[Start Data excerpts]

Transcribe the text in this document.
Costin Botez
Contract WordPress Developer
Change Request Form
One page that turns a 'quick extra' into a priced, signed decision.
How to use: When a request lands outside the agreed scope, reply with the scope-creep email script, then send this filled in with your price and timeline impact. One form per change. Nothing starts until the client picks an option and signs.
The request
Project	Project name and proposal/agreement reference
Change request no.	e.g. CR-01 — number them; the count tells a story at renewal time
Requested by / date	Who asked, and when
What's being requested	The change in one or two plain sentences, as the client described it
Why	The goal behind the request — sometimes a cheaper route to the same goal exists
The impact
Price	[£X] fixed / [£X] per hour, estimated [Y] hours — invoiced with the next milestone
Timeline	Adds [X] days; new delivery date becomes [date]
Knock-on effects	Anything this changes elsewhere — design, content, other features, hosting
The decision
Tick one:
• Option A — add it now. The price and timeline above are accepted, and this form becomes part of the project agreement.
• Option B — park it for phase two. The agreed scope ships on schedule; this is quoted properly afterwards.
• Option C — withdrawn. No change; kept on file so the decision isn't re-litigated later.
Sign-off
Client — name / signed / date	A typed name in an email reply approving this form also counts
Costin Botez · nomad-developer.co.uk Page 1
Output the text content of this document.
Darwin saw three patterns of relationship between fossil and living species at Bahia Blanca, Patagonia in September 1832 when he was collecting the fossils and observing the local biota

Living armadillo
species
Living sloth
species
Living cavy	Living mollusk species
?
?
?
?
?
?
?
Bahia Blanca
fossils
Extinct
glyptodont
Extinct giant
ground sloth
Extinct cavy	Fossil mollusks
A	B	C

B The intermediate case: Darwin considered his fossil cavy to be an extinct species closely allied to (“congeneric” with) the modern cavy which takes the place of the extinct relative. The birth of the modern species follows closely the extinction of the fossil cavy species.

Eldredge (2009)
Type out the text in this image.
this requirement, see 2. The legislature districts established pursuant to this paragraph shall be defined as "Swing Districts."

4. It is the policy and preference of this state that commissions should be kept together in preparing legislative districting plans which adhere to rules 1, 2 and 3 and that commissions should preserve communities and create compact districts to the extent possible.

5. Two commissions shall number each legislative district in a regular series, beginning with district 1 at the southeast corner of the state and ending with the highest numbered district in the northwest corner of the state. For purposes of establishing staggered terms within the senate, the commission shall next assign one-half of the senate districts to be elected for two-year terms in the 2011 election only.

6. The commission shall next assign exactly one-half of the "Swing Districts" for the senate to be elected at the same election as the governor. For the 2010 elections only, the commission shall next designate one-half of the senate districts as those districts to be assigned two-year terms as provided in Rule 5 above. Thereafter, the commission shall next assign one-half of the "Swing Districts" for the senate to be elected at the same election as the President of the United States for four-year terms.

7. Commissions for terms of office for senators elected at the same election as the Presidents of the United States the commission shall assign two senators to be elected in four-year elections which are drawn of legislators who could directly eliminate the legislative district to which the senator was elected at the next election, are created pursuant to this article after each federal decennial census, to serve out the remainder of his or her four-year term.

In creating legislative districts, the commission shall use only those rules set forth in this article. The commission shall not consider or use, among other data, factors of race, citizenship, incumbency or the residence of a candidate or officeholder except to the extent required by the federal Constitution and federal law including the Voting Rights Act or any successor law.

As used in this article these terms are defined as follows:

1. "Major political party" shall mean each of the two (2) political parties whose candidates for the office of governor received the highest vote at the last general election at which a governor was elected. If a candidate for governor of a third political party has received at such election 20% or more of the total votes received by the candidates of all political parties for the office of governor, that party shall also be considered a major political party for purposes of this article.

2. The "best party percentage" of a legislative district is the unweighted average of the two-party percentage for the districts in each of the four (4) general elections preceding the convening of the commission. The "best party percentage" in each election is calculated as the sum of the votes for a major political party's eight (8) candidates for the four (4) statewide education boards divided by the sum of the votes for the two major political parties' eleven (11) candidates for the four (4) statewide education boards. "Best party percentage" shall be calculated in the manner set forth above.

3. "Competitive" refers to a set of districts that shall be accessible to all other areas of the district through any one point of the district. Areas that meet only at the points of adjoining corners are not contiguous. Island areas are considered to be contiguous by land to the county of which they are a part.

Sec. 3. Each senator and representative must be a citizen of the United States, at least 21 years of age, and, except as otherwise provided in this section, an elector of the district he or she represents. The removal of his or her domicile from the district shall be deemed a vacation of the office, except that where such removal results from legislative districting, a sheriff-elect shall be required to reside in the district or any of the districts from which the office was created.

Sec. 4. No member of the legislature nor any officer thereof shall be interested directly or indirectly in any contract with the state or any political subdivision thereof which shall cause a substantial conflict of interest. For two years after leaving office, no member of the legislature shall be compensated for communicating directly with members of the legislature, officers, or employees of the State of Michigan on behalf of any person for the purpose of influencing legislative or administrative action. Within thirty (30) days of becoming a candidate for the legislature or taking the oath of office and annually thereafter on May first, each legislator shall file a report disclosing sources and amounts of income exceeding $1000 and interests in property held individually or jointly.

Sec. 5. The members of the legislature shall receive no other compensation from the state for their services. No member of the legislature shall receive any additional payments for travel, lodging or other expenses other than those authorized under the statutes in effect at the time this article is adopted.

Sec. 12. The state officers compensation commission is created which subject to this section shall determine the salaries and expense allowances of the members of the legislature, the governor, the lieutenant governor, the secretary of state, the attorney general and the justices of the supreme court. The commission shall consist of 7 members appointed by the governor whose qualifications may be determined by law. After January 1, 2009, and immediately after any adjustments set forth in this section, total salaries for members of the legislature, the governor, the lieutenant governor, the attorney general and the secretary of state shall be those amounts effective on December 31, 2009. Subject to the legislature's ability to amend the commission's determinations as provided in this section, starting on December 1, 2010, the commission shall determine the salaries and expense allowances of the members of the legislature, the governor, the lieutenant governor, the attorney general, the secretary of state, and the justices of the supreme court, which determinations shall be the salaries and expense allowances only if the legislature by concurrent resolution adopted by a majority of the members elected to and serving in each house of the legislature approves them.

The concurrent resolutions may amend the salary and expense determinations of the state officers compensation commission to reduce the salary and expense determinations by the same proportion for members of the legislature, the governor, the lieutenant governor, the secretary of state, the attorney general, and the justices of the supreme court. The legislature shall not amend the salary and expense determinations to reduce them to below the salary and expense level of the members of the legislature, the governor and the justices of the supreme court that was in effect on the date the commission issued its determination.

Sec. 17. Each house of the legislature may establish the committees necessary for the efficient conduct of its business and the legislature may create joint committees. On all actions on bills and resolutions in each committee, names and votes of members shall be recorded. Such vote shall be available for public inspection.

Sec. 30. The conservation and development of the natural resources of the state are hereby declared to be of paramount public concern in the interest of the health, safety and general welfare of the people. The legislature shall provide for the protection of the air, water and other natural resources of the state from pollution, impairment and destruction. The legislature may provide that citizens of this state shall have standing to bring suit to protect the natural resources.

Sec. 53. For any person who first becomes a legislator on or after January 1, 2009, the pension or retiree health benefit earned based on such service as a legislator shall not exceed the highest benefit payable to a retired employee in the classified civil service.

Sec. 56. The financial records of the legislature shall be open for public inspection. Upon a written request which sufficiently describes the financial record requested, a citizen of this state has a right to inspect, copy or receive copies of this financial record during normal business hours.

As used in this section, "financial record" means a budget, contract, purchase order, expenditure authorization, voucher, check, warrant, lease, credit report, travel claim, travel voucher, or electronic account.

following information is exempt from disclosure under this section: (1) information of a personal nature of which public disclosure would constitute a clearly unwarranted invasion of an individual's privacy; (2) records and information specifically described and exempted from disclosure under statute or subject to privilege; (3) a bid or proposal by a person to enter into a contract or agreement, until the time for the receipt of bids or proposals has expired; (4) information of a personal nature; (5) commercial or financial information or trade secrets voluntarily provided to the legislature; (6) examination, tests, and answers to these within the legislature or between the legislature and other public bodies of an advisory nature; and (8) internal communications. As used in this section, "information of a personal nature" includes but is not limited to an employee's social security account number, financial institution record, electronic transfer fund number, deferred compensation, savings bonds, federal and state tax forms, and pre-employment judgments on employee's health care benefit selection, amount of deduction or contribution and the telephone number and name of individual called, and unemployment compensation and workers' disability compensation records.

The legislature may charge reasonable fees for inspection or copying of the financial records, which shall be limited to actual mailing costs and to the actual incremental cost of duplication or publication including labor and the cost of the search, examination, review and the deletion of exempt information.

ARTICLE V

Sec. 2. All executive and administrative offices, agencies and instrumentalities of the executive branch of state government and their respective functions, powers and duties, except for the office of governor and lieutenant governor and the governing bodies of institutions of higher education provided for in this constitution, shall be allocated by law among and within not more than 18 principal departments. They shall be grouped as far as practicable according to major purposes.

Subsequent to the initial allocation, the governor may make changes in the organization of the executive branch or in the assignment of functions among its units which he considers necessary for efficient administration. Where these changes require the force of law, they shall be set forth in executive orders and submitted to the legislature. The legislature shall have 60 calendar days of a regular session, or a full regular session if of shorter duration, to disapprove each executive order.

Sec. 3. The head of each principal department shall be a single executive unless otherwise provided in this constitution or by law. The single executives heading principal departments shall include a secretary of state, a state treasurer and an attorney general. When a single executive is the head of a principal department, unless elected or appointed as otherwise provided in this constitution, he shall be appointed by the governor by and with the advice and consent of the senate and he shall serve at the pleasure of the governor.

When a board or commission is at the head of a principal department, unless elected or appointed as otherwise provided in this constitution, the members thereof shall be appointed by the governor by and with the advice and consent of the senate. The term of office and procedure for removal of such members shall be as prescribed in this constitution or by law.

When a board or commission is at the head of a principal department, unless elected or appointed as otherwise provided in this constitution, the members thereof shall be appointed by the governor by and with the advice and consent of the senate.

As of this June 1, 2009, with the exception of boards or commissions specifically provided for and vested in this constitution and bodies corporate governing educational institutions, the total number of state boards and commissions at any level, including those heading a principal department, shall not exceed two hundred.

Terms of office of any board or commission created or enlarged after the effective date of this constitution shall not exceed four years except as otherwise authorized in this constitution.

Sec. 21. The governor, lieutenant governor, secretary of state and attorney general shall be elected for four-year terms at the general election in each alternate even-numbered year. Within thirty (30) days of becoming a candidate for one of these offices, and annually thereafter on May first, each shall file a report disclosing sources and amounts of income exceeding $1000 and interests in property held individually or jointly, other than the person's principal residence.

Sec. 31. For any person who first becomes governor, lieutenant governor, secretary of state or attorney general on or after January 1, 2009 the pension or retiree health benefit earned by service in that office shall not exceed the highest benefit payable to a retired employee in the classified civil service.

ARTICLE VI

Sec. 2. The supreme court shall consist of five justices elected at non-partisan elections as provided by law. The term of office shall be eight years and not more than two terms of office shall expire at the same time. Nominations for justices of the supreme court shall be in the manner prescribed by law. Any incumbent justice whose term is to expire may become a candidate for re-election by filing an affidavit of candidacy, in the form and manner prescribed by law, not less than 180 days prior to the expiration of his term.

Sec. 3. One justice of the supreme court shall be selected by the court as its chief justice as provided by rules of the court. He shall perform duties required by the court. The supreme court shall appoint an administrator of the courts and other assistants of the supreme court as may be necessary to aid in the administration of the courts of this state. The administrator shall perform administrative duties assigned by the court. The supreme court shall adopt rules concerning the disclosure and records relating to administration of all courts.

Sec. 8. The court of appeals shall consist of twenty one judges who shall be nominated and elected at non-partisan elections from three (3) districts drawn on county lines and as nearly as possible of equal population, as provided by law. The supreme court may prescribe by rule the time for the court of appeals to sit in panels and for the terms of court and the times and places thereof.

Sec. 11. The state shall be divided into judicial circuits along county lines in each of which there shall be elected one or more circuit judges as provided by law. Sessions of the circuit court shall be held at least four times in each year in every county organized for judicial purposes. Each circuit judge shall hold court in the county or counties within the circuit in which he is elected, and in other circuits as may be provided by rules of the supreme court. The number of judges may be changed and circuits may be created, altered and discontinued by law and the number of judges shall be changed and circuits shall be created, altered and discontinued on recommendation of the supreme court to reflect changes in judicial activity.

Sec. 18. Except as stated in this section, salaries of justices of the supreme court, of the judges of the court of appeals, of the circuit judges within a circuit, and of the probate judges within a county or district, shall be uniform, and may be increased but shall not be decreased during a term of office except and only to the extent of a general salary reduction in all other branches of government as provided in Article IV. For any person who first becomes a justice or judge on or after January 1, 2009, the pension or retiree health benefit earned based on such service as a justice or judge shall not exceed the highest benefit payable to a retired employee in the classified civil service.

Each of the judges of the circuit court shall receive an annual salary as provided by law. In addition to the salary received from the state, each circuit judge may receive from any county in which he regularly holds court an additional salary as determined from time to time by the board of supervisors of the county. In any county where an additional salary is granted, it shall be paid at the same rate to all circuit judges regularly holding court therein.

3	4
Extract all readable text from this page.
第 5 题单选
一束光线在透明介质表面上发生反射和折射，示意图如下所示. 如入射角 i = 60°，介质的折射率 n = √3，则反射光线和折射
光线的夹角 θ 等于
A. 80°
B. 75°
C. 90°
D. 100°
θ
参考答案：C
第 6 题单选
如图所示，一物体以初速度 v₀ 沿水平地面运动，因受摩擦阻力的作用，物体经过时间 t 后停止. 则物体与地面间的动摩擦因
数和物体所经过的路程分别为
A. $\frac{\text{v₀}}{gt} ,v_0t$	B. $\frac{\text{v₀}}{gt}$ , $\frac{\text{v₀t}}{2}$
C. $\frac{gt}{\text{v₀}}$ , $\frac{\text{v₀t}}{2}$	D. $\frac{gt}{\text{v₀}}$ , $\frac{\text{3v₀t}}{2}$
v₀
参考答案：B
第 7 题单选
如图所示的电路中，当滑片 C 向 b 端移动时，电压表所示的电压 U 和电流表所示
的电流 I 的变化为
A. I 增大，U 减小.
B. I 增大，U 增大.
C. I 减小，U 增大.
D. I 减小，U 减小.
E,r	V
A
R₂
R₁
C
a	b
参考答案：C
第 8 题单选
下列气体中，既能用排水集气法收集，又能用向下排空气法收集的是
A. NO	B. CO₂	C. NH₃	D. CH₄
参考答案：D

[End Data excerpts]

> _Task directions_:
Check the data for the word "fossils" and pull out the lines that have it.

> _Correct result_:
Darwin saw three patterns of relationship between fossil and living species at Bahia Blanca, Patagonia in September 1832 when he was collecting the fossils and observing the local biota
fossils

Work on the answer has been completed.